begin DATASET CONTENT
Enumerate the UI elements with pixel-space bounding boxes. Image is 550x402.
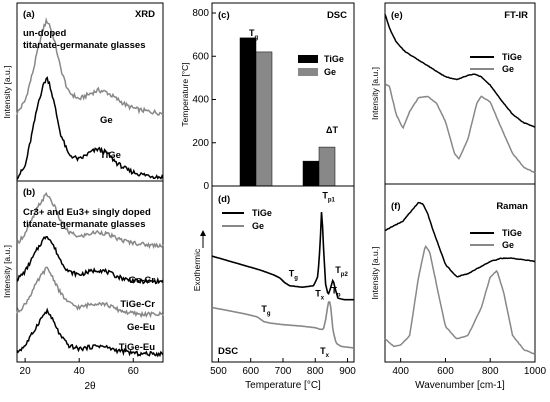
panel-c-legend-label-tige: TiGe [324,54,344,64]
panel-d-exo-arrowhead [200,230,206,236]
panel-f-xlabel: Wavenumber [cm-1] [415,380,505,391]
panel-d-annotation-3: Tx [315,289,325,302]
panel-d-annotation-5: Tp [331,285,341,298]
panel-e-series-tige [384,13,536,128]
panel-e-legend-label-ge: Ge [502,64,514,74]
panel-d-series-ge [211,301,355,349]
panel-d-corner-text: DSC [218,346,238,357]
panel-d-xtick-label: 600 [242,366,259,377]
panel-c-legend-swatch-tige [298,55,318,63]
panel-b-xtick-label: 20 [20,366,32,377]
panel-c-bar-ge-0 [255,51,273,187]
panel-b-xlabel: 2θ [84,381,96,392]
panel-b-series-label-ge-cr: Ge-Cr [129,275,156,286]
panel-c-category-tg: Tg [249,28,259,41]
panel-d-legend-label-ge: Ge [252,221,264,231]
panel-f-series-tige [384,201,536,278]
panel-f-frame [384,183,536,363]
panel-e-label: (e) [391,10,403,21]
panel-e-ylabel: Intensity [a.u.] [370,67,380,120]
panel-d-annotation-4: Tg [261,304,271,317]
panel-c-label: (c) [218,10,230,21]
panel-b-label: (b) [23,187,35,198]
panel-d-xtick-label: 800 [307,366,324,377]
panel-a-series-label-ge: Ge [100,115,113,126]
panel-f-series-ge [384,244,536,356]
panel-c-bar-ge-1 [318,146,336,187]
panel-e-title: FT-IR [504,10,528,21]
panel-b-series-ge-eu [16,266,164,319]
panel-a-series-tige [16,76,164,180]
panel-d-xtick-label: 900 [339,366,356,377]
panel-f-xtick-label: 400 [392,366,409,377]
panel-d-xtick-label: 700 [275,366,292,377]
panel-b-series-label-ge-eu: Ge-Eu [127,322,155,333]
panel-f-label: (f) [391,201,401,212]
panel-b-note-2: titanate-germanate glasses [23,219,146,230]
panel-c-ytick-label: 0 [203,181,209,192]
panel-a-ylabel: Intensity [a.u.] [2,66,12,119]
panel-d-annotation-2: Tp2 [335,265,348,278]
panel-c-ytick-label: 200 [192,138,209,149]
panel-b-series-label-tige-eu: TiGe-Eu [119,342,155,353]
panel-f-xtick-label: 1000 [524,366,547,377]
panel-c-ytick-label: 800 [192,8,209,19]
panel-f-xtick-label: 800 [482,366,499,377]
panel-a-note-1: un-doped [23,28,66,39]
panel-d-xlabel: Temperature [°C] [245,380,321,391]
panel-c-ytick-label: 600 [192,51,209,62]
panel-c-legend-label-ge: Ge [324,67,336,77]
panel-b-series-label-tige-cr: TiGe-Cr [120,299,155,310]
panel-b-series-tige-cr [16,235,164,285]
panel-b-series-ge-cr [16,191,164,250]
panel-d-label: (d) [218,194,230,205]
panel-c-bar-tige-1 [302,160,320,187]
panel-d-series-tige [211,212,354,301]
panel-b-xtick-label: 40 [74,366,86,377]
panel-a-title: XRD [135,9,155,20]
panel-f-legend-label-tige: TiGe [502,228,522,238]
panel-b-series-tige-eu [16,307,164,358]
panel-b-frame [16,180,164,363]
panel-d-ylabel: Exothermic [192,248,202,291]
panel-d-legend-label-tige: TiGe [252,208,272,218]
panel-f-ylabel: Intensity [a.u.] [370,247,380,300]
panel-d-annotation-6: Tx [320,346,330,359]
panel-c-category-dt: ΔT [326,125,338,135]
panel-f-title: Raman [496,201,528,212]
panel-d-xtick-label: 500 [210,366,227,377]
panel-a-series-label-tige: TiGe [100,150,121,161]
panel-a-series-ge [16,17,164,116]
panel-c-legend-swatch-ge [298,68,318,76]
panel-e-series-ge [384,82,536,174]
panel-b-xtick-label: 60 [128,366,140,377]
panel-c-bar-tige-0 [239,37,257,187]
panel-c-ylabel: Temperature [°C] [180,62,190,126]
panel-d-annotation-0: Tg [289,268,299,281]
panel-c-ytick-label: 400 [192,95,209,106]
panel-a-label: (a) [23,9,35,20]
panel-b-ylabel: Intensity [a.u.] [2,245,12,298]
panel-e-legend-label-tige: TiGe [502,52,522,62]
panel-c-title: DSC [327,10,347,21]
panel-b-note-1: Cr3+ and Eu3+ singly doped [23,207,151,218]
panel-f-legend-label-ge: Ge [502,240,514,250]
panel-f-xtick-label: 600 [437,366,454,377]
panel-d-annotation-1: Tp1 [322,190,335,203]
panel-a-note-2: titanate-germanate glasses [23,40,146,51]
end DATASET CONTENT
begin DATASET CONTENT
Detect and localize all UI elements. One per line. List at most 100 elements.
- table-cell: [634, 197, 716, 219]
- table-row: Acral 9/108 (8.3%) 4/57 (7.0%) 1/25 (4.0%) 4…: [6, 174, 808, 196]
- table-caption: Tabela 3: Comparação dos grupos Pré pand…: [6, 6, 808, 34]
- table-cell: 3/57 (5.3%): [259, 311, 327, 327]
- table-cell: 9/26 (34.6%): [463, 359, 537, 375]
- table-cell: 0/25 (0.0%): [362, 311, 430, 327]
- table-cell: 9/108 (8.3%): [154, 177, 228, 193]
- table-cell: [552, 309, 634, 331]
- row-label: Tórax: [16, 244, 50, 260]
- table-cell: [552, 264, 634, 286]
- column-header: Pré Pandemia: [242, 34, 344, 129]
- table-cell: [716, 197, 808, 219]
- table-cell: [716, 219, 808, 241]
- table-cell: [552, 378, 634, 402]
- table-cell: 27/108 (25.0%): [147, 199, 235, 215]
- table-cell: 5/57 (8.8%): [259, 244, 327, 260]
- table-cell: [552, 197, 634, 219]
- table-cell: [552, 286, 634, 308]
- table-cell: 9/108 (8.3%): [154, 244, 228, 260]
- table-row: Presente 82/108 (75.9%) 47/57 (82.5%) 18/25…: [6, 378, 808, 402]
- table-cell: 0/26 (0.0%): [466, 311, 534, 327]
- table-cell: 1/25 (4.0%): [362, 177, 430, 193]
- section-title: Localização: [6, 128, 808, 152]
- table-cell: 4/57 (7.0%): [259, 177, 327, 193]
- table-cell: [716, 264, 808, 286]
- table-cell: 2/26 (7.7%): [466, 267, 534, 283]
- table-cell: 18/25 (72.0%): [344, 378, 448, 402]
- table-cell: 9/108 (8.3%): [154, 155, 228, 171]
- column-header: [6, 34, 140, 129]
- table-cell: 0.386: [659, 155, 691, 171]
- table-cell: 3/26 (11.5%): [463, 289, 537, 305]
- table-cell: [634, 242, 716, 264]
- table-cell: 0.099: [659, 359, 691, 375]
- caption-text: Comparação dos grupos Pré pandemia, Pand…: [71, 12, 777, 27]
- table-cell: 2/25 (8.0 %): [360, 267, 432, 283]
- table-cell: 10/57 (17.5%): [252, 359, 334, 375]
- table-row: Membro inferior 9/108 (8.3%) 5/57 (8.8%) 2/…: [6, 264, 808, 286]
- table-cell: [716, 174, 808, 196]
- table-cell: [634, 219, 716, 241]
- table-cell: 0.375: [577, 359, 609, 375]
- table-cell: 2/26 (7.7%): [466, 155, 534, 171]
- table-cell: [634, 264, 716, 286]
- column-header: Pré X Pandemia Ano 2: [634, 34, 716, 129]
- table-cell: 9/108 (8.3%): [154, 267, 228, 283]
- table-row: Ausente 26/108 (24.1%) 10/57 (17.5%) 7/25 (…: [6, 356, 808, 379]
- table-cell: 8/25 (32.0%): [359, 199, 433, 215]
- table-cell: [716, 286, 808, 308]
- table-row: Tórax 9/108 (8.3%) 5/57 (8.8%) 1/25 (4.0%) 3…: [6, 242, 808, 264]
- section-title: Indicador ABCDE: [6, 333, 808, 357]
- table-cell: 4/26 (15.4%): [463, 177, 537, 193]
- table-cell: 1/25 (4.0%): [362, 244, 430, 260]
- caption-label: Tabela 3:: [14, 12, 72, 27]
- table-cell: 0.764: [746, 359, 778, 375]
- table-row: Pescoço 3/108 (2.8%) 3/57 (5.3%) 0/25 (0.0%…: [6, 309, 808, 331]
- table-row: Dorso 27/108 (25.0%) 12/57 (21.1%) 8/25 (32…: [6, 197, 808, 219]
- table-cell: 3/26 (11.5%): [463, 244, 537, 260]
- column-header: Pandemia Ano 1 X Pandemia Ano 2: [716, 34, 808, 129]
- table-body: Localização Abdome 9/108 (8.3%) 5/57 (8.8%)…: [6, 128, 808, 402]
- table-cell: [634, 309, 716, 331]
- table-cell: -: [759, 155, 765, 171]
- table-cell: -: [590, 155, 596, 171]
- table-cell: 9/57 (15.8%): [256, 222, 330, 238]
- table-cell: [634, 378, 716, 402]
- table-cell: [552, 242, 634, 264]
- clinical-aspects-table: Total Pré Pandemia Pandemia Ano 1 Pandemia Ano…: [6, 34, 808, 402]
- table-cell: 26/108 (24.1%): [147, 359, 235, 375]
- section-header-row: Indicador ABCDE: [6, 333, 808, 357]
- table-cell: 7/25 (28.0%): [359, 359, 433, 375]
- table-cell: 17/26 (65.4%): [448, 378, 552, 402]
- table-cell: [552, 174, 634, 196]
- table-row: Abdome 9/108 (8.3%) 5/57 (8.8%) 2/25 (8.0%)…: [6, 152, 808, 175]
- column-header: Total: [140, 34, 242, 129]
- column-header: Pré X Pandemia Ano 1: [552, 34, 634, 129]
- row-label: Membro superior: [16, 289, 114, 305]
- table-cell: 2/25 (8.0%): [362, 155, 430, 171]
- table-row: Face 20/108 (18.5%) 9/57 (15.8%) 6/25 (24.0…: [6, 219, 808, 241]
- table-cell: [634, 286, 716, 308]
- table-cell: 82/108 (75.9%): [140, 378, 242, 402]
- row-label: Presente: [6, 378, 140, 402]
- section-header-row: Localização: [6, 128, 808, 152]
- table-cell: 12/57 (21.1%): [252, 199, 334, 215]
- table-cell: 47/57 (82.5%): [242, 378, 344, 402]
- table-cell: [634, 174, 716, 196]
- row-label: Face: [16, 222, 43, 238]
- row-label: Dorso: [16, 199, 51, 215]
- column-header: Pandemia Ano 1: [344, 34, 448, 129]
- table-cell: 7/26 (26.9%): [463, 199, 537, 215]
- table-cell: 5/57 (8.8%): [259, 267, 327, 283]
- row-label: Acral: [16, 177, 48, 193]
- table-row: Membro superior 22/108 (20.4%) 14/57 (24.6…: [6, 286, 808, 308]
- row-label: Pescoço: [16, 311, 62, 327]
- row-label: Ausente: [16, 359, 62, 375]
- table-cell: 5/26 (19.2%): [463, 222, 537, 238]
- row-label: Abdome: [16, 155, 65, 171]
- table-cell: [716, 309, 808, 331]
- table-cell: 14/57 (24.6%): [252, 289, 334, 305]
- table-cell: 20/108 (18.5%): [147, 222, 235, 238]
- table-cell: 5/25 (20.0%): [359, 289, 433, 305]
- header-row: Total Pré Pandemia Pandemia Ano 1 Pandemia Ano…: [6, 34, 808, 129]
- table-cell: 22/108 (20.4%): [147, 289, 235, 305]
end DATASET CONTENT
begin DATASET CONTENT
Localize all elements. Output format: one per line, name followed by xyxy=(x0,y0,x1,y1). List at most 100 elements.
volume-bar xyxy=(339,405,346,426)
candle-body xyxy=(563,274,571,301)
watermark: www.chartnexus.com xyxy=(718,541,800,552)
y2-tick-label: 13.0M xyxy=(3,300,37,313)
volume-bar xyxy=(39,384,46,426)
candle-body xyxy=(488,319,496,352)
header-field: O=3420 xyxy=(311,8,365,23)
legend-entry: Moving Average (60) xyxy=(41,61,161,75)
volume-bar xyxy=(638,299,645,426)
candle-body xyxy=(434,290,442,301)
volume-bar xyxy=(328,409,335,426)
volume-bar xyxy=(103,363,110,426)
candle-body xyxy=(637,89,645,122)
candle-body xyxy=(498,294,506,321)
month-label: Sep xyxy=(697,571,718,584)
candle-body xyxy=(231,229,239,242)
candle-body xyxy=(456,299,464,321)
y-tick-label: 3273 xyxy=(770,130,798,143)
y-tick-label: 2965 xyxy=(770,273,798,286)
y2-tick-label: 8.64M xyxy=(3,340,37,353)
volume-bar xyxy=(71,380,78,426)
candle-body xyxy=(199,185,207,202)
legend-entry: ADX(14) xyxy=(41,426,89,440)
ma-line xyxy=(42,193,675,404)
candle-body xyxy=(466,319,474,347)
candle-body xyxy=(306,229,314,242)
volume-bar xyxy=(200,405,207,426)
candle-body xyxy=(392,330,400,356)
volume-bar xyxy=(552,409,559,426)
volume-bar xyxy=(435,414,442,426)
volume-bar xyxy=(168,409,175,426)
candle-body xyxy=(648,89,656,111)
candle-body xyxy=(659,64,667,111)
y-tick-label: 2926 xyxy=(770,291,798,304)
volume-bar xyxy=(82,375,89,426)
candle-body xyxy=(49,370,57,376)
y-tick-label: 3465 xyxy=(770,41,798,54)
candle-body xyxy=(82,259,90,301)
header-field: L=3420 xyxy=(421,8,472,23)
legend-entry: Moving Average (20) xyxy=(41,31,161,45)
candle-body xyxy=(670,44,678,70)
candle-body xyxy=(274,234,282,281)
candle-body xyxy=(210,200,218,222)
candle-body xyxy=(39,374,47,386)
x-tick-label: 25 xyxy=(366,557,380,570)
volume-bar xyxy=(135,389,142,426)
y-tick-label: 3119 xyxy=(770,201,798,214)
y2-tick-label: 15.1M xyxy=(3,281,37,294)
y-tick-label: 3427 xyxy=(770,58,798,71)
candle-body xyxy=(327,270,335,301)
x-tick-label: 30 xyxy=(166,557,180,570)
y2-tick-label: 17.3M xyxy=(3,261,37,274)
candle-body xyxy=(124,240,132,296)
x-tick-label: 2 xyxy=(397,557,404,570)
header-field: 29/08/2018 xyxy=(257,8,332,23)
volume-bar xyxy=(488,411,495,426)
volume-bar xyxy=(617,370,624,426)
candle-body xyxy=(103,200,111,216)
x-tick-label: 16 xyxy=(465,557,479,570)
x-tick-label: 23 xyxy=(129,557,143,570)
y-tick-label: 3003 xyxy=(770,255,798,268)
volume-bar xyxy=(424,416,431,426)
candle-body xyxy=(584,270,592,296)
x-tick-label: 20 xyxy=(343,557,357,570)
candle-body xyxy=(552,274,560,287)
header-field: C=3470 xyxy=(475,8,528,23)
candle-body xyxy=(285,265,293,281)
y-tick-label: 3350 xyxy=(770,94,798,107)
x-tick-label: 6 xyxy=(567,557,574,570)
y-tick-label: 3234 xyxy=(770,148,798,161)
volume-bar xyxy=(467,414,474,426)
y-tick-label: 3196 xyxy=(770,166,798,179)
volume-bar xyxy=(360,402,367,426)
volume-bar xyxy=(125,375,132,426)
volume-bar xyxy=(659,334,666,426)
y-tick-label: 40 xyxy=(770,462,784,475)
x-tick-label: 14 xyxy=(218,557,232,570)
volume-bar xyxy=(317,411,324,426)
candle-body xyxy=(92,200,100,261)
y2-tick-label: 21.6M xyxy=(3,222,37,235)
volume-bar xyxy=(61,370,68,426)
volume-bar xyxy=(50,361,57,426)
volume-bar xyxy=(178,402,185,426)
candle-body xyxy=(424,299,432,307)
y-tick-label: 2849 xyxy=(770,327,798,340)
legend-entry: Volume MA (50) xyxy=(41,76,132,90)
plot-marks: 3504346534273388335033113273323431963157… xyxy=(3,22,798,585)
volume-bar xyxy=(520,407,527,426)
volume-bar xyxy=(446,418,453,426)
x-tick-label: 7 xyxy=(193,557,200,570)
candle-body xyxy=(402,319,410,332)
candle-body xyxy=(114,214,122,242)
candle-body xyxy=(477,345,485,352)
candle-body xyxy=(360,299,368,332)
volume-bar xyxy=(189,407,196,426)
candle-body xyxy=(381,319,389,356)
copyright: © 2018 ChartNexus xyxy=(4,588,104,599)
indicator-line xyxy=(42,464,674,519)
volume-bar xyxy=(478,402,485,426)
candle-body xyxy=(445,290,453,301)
end DATASET CONTENT
* [INSTRUCTIONS FOR THE TASK]: Repeat the lines above word for word, starting at the line with "Localize all elements." and ending with the line with "candle-body xyxy=(274,234,282,281)", including both of those lines.

* [RESPONSE]:
Localize all elements. Output format: one per line, name followed by xyxy=(x0,y0,x1,y1). List at most 100 elements.
volume-bar xyxy=(339,405,346,426)
candle-body xyxy=(563,274,571,301)
watermark: www.chartnexus.com xyxy=(718,541,800,552)
y2-tick-label: 13.0M xyxy=(3,300,37,313)
volume-bar xyxy=(39,384,46,426)
candle-body xyxy=(488,319,496,352)
header-field: O=3420 xyxy=(311,8,365,23)
legend-entry: Moving Average (60) xyxy=(41,61,161,75)
volume-bar xyxy=(638,299,645,426)
candle-body xyxy=(434,290,442,301)
volume-bar xyxy=(328,409,335,426)
volume-bar xyxy=(103,363,110,426)
candle-body xyxy=(637,89,645,122)
candle-body xyxy=(498,294,506,321)
month-label: Sep xyxy=(697,571,718,584)
candle-body xyxy=(231,229,239,242)
candle-body xyxy=(456,299,464,321)
y-tick-label: 3273 xyxy=(770,130,798,143)
y-tick-label: 2965 xyxy=(770,273,798,286)
y2-tick-label: 8.64M xyxy=(3,340,37,353)
volume-bar xyxy=(71,380,78,426)
candle-body xyxy=(199,185,207,202)
legend-entry: ADX(14) xyxy=(41,426,89,440)
ma-line xyxy=(42,193,675,404)
candle-body xyxy=(466,319,474,347)
candle-body xyxy=(306,229,314,242)
volume-bar xyxy=(200,405,207,426)
candle-body xyxy=(392,330,400,356)
volume-bar xyxy=(552,409,559,426)
volume-bar xyxy=(435,414,442,426)
volume-bar xyxy=(168,409,175,426)
candle-body xyxy=(648,89,656,111)
candle-body xyxy=(659,64,667,111)
y-tick-label: 2926 xyxy=(770,291,798,304)
volume-bar xyxy=(82,375,89,426)
candle-body xyxy=(49,370,57,376)
y-tick-label: 3465 xyxy=(770,41,798,54)
candle-body xyxy=(82,259,90,301)
header-field: L=3420 xyxy=(421,8,472,23)
legend-entry: Moving Average (20) xyxy=(41,31,161,45)
candle-body xyxy=(670,44,678,70)
candle-body xyxy=(274,234,282,281)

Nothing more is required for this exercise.